DO THIS
Repeat verbatim every line of the material, beginning at the line that holds "Read out every word on this page." and ending at its last line.

DATA TO USE
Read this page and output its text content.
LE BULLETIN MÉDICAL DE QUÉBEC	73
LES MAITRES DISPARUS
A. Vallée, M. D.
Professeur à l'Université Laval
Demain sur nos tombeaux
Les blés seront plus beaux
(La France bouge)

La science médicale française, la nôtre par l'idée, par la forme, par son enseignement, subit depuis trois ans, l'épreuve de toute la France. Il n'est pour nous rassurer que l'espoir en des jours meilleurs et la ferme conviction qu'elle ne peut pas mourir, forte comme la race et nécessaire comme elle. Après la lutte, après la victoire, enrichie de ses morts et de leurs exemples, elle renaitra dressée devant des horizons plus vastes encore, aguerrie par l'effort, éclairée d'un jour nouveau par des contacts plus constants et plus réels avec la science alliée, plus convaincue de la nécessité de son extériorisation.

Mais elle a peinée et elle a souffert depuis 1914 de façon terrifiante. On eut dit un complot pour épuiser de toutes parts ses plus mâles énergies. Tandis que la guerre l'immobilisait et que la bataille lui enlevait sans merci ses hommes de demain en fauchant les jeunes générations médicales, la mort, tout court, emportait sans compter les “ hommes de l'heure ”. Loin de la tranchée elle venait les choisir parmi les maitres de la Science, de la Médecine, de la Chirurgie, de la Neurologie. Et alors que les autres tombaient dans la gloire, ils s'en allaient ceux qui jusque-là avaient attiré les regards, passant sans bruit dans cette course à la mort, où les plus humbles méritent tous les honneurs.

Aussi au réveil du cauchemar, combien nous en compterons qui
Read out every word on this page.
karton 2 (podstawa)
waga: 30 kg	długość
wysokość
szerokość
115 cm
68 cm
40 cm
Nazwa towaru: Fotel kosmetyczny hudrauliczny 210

SOLVED PROBLEM
Read out every word on this page.
karton 2 (podstawa)
waga: 30 kg	długość
wysokość
szerokość
115 cm
68 cm
40 cm
Nazwa towaru: Fotel kosmetyczny hudrauliczny 210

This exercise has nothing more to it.